— START Data for the task —

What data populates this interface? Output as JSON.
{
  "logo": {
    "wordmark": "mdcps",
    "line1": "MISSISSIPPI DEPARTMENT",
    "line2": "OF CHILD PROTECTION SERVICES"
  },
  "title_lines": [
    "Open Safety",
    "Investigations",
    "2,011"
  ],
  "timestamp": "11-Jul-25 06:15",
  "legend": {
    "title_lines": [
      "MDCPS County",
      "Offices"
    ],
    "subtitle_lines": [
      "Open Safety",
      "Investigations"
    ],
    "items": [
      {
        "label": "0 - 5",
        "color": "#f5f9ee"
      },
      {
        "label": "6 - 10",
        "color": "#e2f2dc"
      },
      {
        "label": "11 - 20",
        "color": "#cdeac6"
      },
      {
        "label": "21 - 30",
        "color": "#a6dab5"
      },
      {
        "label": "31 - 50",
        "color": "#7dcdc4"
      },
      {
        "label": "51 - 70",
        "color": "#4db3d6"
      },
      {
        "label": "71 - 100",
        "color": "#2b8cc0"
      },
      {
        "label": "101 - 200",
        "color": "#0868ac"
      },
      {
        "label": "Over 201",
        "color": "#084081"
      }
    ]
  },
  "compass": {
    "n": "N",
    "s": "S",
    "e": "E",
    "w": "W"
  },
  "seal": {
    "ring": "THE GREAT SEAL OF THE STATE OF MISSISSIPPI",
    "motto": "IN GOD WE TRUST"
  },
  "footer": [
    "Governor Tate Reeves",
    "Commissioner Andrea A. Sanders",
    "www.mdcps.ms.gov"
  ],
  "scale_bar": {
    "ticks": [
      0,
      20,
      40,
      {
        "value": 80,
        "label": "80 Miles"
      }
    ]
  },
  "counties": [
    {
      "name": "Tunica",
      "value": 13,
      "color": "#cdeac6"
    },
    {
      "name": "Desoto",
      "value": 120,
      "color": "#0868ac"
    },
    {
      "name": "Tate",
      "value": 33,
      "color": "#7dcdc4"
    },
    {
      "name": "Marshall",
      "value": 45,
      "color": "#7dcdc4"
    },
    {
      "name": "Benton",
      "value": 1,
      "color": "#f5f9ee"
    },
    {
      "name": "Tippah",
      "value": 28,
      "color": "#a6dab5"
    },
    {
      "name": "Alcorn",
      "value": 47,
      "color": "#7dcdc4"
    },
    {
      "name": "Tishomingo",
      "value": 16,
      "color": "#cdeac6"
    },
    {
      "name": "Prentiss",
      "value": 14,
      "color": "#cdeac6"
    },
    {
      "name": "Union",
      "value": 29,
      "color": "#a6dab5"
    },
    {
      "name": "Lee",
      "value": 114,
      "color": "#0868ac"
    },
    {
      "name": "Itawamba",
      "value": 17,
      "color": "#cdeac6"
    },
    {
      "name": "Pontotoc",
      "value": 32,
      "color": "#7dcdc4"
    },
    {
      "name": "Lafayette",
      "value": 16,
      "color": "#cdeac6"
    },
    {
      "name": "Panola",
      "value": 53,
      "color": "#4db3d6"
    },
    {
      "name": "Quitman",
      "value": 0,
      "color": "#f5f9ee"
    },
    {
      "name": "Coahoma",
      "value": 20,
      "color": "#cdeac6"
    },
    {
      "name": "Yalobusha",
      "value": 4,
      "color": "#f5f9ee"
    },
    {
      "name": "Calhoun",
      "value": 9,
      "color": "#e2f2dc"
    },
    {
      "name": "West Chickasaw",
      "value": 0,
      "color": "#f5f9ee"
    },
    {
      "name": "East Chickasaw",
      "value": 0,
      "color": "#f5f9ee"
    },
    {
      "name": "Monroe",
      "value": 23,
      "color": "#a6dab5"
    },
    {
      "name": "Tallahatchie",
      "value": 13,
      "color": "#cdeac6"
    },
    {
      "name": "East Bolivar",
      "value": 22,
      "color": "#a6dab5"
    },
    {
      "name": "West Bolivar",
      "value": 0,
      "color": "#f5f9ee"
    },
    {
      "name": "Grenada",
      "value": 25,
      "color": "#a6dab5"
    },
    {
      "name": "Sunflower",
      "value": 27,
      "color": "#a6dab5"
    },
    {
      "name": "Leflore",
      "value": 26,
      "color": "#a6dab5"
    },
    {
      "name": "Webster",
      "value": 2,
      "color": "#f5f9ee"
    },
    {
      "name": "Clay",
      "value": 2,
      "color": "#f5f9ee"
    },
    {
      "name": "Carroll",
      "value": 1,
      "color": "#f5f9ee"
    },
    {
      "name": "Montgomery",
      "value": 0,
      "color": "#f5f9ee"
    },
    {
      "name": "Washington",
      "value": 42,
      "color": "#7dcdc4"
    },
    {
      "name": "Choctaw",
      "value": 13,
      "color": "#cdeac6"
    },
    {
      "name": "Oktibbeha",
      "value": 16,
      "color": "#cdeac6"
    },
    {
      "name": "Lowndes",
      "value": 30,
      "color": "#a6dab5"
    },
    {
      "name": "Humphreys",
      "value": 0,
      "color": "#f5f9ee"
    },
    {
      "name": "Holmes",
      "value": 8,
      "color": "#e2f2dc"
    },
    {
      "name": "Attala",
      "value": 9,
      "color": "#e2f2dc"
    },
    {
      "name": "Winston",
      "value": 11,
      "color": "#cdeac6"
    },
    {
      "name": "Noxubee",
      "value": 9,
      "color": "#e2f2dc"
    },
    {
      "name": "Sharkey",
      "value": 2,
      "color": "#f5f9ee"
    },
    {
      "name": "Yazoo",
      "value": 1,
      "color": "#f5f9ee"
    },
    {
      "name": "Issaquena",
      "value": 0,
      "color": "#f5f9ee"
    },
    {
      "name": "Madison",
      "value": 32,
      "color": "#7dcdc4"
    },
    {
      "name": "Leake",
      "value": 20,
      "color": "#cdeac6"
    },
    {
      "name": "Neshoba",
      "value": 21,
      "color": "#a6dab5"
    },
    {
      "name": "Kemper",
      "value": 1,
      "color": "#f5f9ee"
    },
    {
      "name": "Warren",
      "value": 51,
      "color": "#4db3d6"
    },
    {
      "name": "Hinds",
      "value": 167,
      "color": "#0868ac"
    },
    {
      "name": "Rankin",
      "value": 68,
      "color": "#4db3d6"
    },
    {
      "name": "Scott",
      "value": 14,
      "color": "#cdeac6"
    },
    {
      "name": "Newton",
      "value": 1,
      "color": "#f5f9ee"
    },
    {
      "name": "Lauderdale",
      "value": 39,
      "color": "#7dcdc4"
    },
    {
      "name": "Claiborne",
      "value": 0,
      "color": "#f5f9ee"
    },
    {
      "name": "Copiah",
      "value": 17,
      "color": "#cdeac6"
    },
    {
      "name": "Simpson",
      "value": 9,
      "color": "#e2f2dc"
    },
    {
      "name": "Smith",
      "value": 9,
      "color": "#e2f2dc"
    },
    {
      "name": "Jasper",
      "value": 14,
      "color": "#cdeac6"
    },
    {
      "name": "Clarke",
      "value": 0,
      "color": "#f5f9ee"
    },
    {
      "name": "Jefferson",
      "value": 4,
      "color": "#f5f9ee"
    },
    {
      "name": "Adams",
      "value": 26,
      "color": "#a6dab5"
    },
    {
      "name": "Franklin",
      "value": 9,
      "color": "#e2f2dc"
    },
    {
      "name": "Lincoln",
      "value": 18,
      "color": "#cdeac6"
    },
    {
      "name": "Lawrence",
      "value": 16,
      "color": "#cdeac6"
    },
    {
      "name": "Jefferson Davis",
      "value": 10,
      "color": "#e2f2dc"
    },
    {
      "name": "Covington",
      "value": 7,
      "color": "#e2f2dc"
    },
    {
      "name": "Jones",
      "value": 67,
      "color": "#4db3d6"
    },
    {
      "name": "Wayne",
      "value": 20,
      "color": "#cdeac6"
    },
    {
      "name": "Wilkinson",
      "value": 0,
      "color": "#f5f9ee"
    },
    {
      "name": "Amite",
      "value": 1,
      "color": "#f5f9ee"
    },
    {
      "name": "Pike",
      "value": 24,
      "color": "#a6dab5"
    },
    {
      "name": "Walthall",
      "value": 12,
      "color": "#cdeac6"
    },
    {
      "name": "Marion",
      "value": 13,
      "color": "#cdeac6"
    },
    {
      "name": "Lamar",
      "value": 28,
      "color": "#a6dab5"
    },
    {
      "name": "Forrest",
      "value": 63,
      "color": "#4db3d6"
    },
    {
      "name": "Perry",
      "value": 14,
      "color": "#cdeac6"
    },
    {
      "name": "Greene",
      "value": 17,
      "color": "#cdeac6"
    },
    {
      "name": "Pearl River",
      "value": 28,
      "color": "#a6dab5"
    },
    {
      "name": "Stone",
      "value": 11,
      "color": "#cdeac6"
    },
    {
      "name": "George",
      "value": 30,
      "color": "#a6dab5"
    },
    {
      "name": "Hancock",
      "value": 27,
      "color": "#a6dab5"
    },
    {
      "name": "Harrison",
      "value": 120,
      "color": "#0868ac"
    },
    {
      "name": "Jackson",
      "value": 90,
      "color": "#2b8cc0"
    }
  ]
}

— END Data for the task —

Request »
From the entries above, return each line with the word "Chickasaw" in it.

Response »
      "name": "West Chickasaw",
      "name": "East Chickasaw",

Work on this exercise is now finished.